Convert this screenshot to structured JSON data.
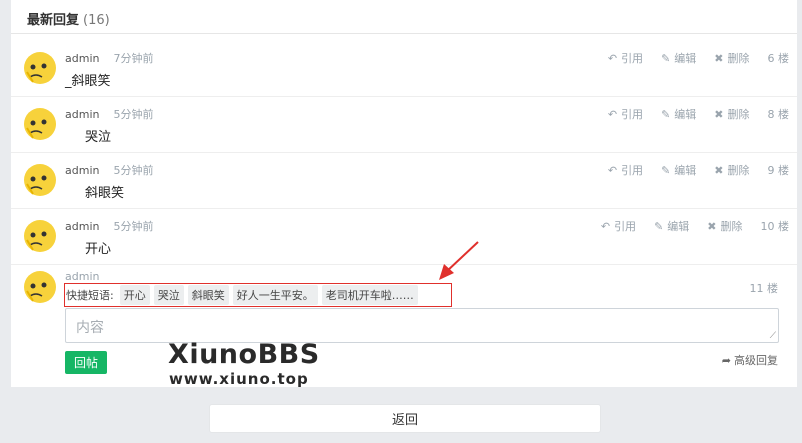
{
  "header": {
    "title": "最新回复",
    "count": "(16)"
  },
  "actions": {
    "quote": "引用",
    "edit": "编辑",
    "delete": "删除"
  },
  "posts": [
    {
      "user": "admin",
      "time": "7分钟前",
      "content": "_斜眼笑",
      "floor": "6 楼"
    },
    {
      "user": "admin",
      "time": "5分钟前",
      "content": "哭泣",
      "floor": "8 楼"
    },
    {
      "user": "admin",
      "time": "5分钟前",
      "content": "斜眼笑",
      "floor": "9 楼"
    },
    {
      "user": "admin",
      "time": "5分钟前",
      "content": "开心",
      "floor": "10 楼"
    }
  ],
  "reply": {
    "user": "admin",
    "quick_label": "快捷短语:",
    "chips": [
      "开心",
      "哭泣",
      "斜眼笑",
      "好人一生平安。",
      "老司机开车啦……"
    ],
    "floor": "11 楼",
    "placeholder": "内容",
    "submit": "回帖",
    "advanced": "高级回复"
  },
  "watermark": {
    "line1": "XiunoBBS",
    "line2": "www.xiuno.top"
  },
  "footer": {
    "back": "返回"
  },
  "colors": {
    "accent_green": "#16b665",
    "highlight_red": "#e0302c",
    "muted": "#9aa4ad"
  },
  "icons": {
    "avatar": "avatar-face-icon",
    "quote": "reply-arrow-icon",
    "edit": "edit-pencil-icon",
    "delete": "close-x-icon"
  }
}
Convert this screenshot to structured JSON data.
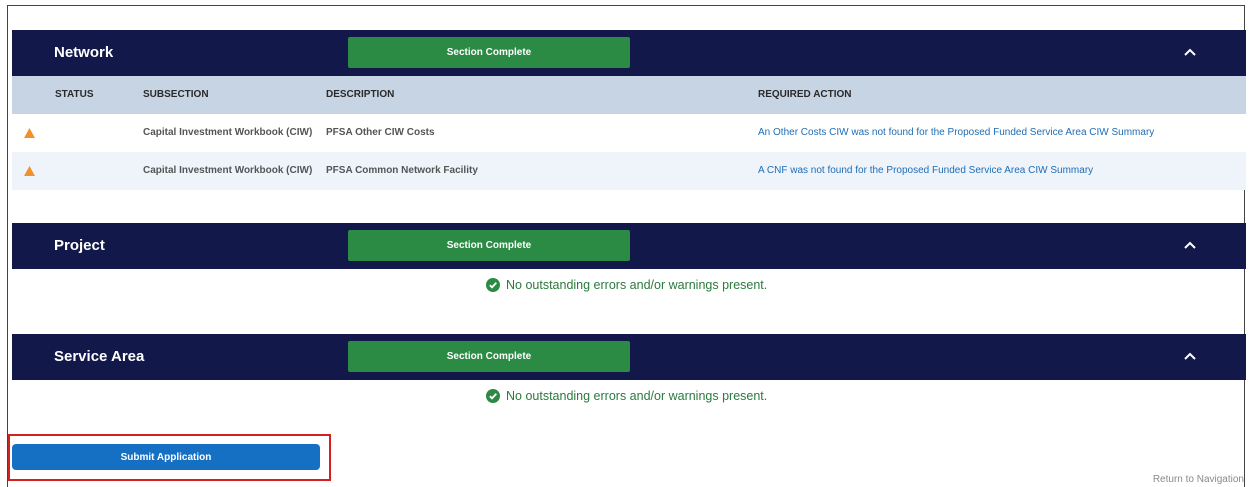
{
  "network": {
    "title": "Network",
    "status_button": "Section Complete",
    "columns": {
      "status": "STATUS",
      "subsection": "SUBSECTION",
      "description": "DESCRIPTION",
      "required_action": "REQUIRED ACTION"
    },
    "rows": [
      {
        "status_icon": "warning-icon",
        "subsection": "Capital Investment Workbook (CIW)",
        "description": "PFSA Other CIW Costs",
        "required_action": "An Other Costs CIW was not found for the Proposed Funded Service Area CIW Summary"
      },
      {
        "status_icon": "warning-icon",
        "subsection": "Capital Investment Workbook (CIW)",
        "description": "PFSA Common Network Facility",
        "required_action": "A CNF was not found for the Proposed Funded Service Area CIW Summary"
      }
    ]
  },
  "project": {
    "title": "Project",
    "status_button": "Section Complete",
    "message": "No outstanding errors and/or warnings present."
  },
  "service_area": {
    "title": "Service Area",
    "status_button": "Section Complete",
    "message": "No outstanding errors and/or warnings present."
  },
  "submit_label": "Submit Application",
  "return_link": "Return to Navigation",
  "colors": {
    "header_bg": "#12194a",
    "complete_green": "#2b8a44",
    "table_head_bg": "#c7d4e3",
    "link_blue": "#1e6db6",
    "warning_orange": "#f0912c",
    "success_green": "#2b7a3d",
    "submit_blue": "#1570c4",
    "highlight_red": "#d32020"
  }
}
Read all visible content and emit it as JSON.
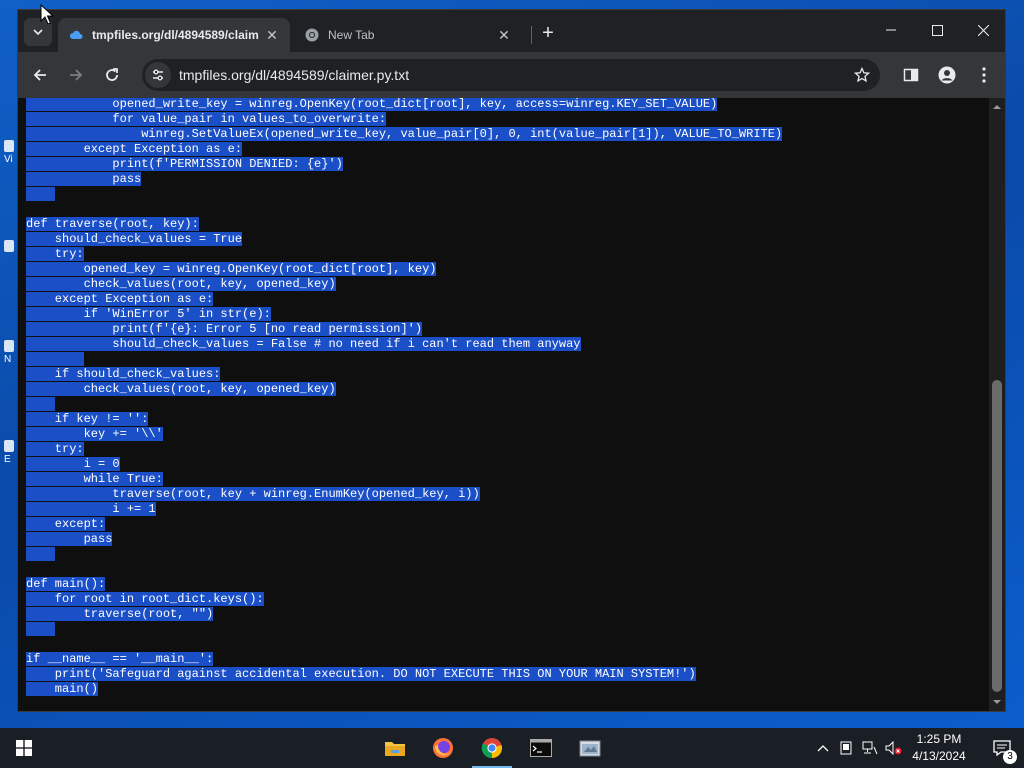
{
  "desktop": {
    "icons": [
      {
        "label": "Vi"
      },
      {
        "label": ""
      },
      {
        "label": "N"
      },
      {
        "label": "E"
      }
    ]
  },
  "browser": {
    "tabs": [
      {
        "title": "tmpfiles.org/dl/4894589/claim",
        "icon": "cloud-icon",
        "active": true
      },
      {
        "title": "New Tab",
        "icon": "chrome-icon",
        "active": false
      }
    ],
    "new_tab_label": "+",
    "url": "tmpfiles.org/dl/4894589/claimer.py.txt"
  },
  "code_lines": [
    "            opened_write_key = winreg.OpenKey(root_dict[root], key, access=winreg.KEY_SET_VALUE)",
    "            for value_pair in values_to_overwrite:",
    "                winreg.SetValueEx(opened_write_key, value_pair[0], 0, int(value_pair[1]), VALUE_TO_WRITE)",
    "        except Exception as e:",
    "            print(f'PERMISSION DENIED: {e}')",
    "            pass",
    "    ",
    "",
    "def traverse(root, key):",
    "    should_check_values = True",
    "    try:",
    "        opened_key = winreg.OpenKey(root_dict[root], key)",
    "        check_values(root, key, opened_key)",
    "    except Exception as e:",
    "        if 'WinError 5' in str(e):",
    "            print(f'{e}: Error 5 [no read permission]')",
    "            should_check_values = False # no need if i can't read them anyway",
    "        ",
    "    if should_check_values:",
    "        check_values(root, key, opened_key)",
    "    ",
    "    if key != '':",
    "        key += '\\\\'",
    "    try:",
    "        i = 0",
    "        while True:",
    "            traverse(root, key + winreg.EnumKey(opened_key, i))",
    "            i += 1",
    "    except:",
    "        pass",
    "    ",
    "",
    "def main():",
    "    for root in root_dict.keys():",
    "        traverse(root, \"\")",
    "    ",
    "",
    "if __name__ == '__main__':",
    "    print('Safeguard against accidental execution. DO NOT EXECUTE THIS ON YOUR MAIN SYSTEM!')",
    "    main()"
  ],
  "taskbar": {
    "apps": [
      {
        "name": "file-explorer",
        "icon": "folder-icon"
      },
      {
        "name": "firefox",
        "icon": "firefox-icon"
      },
      {
        "name": "chrome",
        "icon": "chrome-icon",
        "active": true
      },
      {
        "name": "terminal",
        "icon": "terminal-icon"
      },
      {
        "name": "other-app",
        "icon": "app-icon"
      }
    ],
    "time": "1:25 PM",
    "date": "4/13/2024",
    "notification_count": "3"
  },
  "colors": {
    "selection": "#1a4fc7",
    "page_bg": "#0f0f0f",
    "chrome_dark": "#202124",
    "chrome_toolbar": "#35363a"
  }
}
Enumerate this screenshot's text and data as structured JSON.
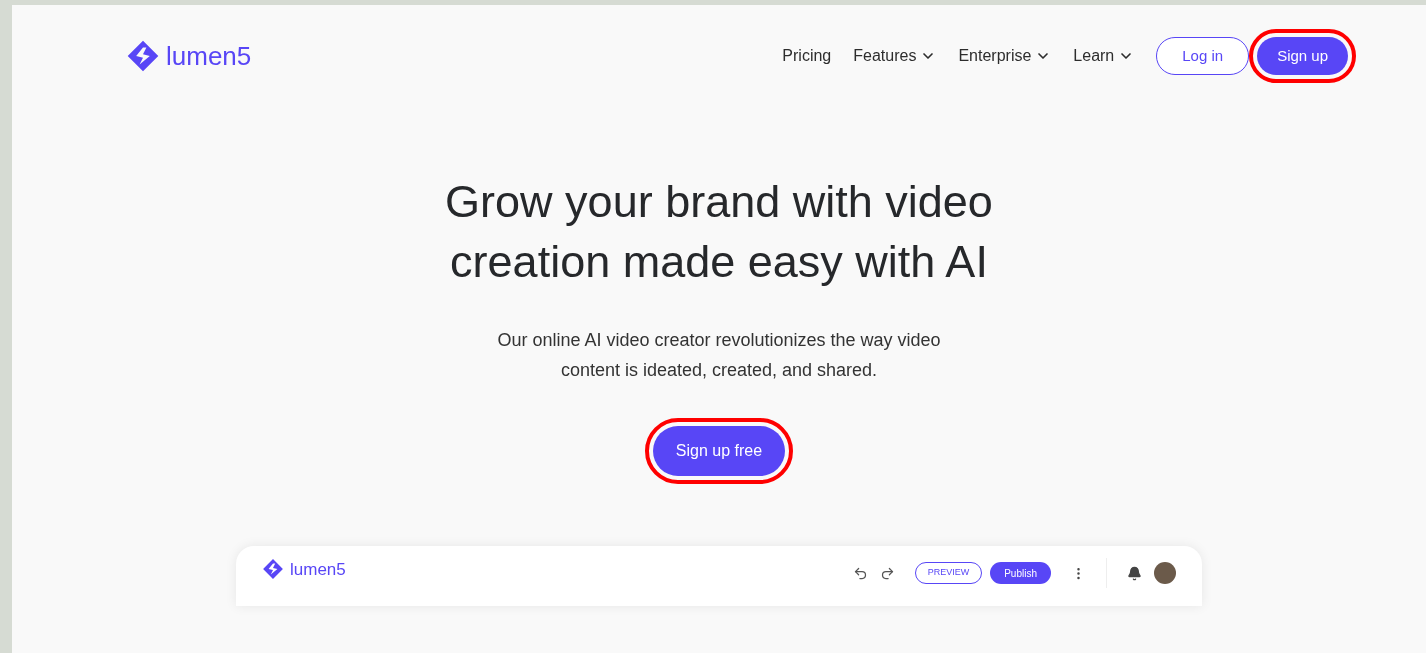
{
  "header": {
    "logo": "lumen5",
    "nav": [
      {
        "label": "Pricing",
        "dropdown": false
      },
      {
        "label": "Features",
        "dropdown": true
      },
      {
        "label": "Enterprise",
        "dropdown": true
      },
      {
        "label": "Learn",
        "dropdown": true
      }
    ],
    "login": {
      "label": "Log in",
      "highlighted": false
    },
    "signup": {
      "label": "Sign up",
      "highlighted": true
    }
  },
  "hero": {
    "title": "Grow your brand with video creation made easy with AI",
    "subtitle": "Our online AI video creator revolutionizes the way video content is ideated, created, and shared.",
    "cta": {
      "label": "Sign up free",
      "highlighted": true
    }
  },
  "app_preview": {
    "logo": "lumen5",
    "preview": "PREVIEW",
    "publish": "Publish"
  }
}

----

▸ Given exercise: Copy out the listing exactly as it stands, but not the pictures.

▸ Complete response:
Convert this screenshot to structured JSON data.
{
  "header": {
    "title": "最新回复",
    "count": "(16)"
  },
  "actions": {
    "quote": "引用",
    "edit": "编辑",
    "delete": "删除"
  },
  "posts": [
    {
      "user": "admin",
      "time": "7分钟前",
      "content": "_斜眼笑",
      "floor": "6 楼"
    },
    {
      "user": "admin",
      "time": "5分钟前",
      "content": "哭泣",
      "floor": "8 楼"
    },
    {
      "user": "admin",
      "time": "5分钟前",
      "content": "斜眼笑",
      "floor": "9 楼"
    },
    {
      "user": "admin",
      "time": "5分钟前",
      "content": "开心",
      "floor": "10 楼"
    }
  ],
  "reply": {
    "user": "admin",
    "quick_label": "快捷短语:",
    "chips": [
      "开心",
      "哭泣",
      "斜眼笑",
      "好人一生平安。",
      "老司机开车啦……"
    ],
    "floor": "11 楼",
    "placeholder": "内容",
    "submit": "回帖",
    "advanced": "高级回复"
  },
  "watermark": {
    "line1": "XiunoBBS",
    "line2": "www.xiuno.top"
  },
  "footer": {
    "back": "返回"
  },
  "colors": {
    "accent_green": "#16b665",
    "highlight_red": "#e0302c",
    "muted": "#9aa4ad"
  },
  "icons": {
    "avatar": "avatar-face-icon",
    "quote": "reply-arrow-icon",
    "edit": "edit-pencil-icon",
    "delete": "close-x-icon"
  }
}
Convert this screenshot to structured JSON data.
{
  "network": {
    "title": "Network",
    "status_button": "Section Complete",
    "columns": {
      "status": "STATUS",
      "subsection": "SUBSECTION",
      "description": "DESCRIPTION",
      "required_action": "REQUIRED ACTION"
    },
    "rows": [
      {
        "status_icon": "warning-icon",
        "subsection": "Capital Investment Workbook (CIW)",
        "description": "PFSA Other CIW Costs",
        "required_action": "An Other Costs CIW was not found for the Proposed Funded Service Area CIW Summary"
      },
      {
        "status_icon": "warning-icon",
        "subsection": "Capital Investment Workbook (CIW)",
        "description": "PFSA Common Network Facility",
        "required_action": "A CNF was not found for the Proposed Funded Service Area CIW Summary"
      }
    ]
  },
  "project": {
    "title": "Project",
    "status_button": "Section Complete",
    "message": "No outstanding errors and/or warnings present."
  },
  "service_area": {
    "title": "Service Area",
    "status_button": "Section Complete",
    "message": "No outstanding errors and/or warnings present."
  },
  "submit_label": "Submit Application",
  "return_link": "Return to Navigation",
  "colors": {
    "header_bg": "#12194a",
    "complete_green": "#2b8a44",
    "table_head_bg": "#c7d4e3",
    "link_blue": "#1e6db6",
    "warning_orange": "#f0912c",
    "success_green": "#2b7a3d",
    "submit_blue": "#1570c4",
    "highlight_red": "#d32020"
  }
}
Read all visible content and emit it as JSON.
{
  "desktop": {
    "icons": [
      {
        "label": "Vi"
      },
      {
        "label": ""
      },
      {
        "label": "N"
      },
      {
        "label": "E"
      }
    ]
  },
  "browser": {
    "tabs": [
      {
        "title": "tmpfiles.org/dl/4894589/claim",
        "icon": "cloud-icon",
        "active": true
      },
      {
        "title": "New Tab",
        "icon": "chrome-icon",
        "active": false
      }
    ],
    "new_tab_label": "+",
    "url": "tmpfiles.org/dl/4894589/claimer.py.txt"
  },
  "code_lines": [
    "            opened_write_key = winreg.OpenKey(root_dict[root], key, access=winreg.KEY_SET_VALUE)",
    "            for value_pair in values_to_overwrite:",
    "                winreg.SetValueEx(opened_write_key, value_pair[0], 0, int(value_pair[1]), VALUE_TO_WRITE)",
    "        except Exception as e:",
    "            print(f'PERMISSION DENIED: {e}')",
    "            pass",
    "    ",
    "",
    "def traverse(root, key):",
    "    should_check_values = True",
    "    try:",
    "        opened_key = winreg.OpenKey(root_dict[root], key)",
    "        check_values(root, key, opened_key)",
    "    except Exception as e:",
    "        if 'WinError 5' in str(e):",
    "            print(f'{e}: Error 5 [no read permission]')",
    "            should_check_values = False # no need if i can't read them anyway",
    "        ",
    "    if should_check_values:",
    "        check_values(root, key, opened_key)",
    "    ",
    "    if key != '':",
    "        key += '\\\\'",
    "    try:",
    "        i = 0",
    "        while True:",
    "            traverse(root, key + winreg.EnumKey(opened_key, i))",
    "            i += 1",
    "    except:",
    "        pass",
    "    ",
    "",
    "def main():",
    "    for root in root_dict.keys():",
    "        traverse(root, \"\")",
    "    ",
    "",
    "if __name__ == '__main__':",
    "    print('Safeguard against accidental execution. DO NOT EXECUTE THIS ON YOUR MAIN SYSTEM!')",
    "    main()"
  ],
  "taskbar": {
    "apps": [
      {
        "name": "file-explorer",
        "icon": "folder-icon"
      },
      {
        "name": "firefox",
        "icon": "firefox-icon"
      },
      {
        "name": "chrome",
        "icon": "chrome-icon",
        "active": true
      },
      {
        "name": "terminal",
        "icon": "terminal-icon"
      },
      {
        "name": "other-app",
        "icon": "app-icon"
      }
    ],
    "time": "1:25 PM",
    "date": "4/13/2024",
    "notification_count": "3"
  },
  "colors": {
    "selection": "#1a4fc7",
    "page_bg": "#0f0f0f",
    "chrome_dark": "#202124",
    "chrome_toolbar": "#35363a"
  }
}
Enumerate this screenshot's text and data as structured JSON.
{
  "header": {
    "logo": "lumen5",
    "nav": [
      {
        "label": "Pricing",
        "dropdown": false
      },
      {
        "label": "Features",
        "dropdown": true
      },
      {
        "label": "Enterprise",
        "dropdown": true
      },
      {
        "label": "Learn",
        "dropdown": true
      }
    ],
    "login": {
      "label": "Log in",
      "highlighted": false
    },
    "signup": {
      "label": "Sign up",
      "highlighted": true
    }
  },
  "hero": {
    "title": "Grow your brand with video creation made easy with AI",
    "subtitle": "Our online AI video creator revolutionizes the way video content is ideated, created, and shared.",
    "cta": {
      "label": "Sign up free",
      "highlighted": true
    }
  },
  "app_preview": {
    "logo": "lumen5",
    "preview": "PREVIEW",
    "publish": "Publish"
  }
}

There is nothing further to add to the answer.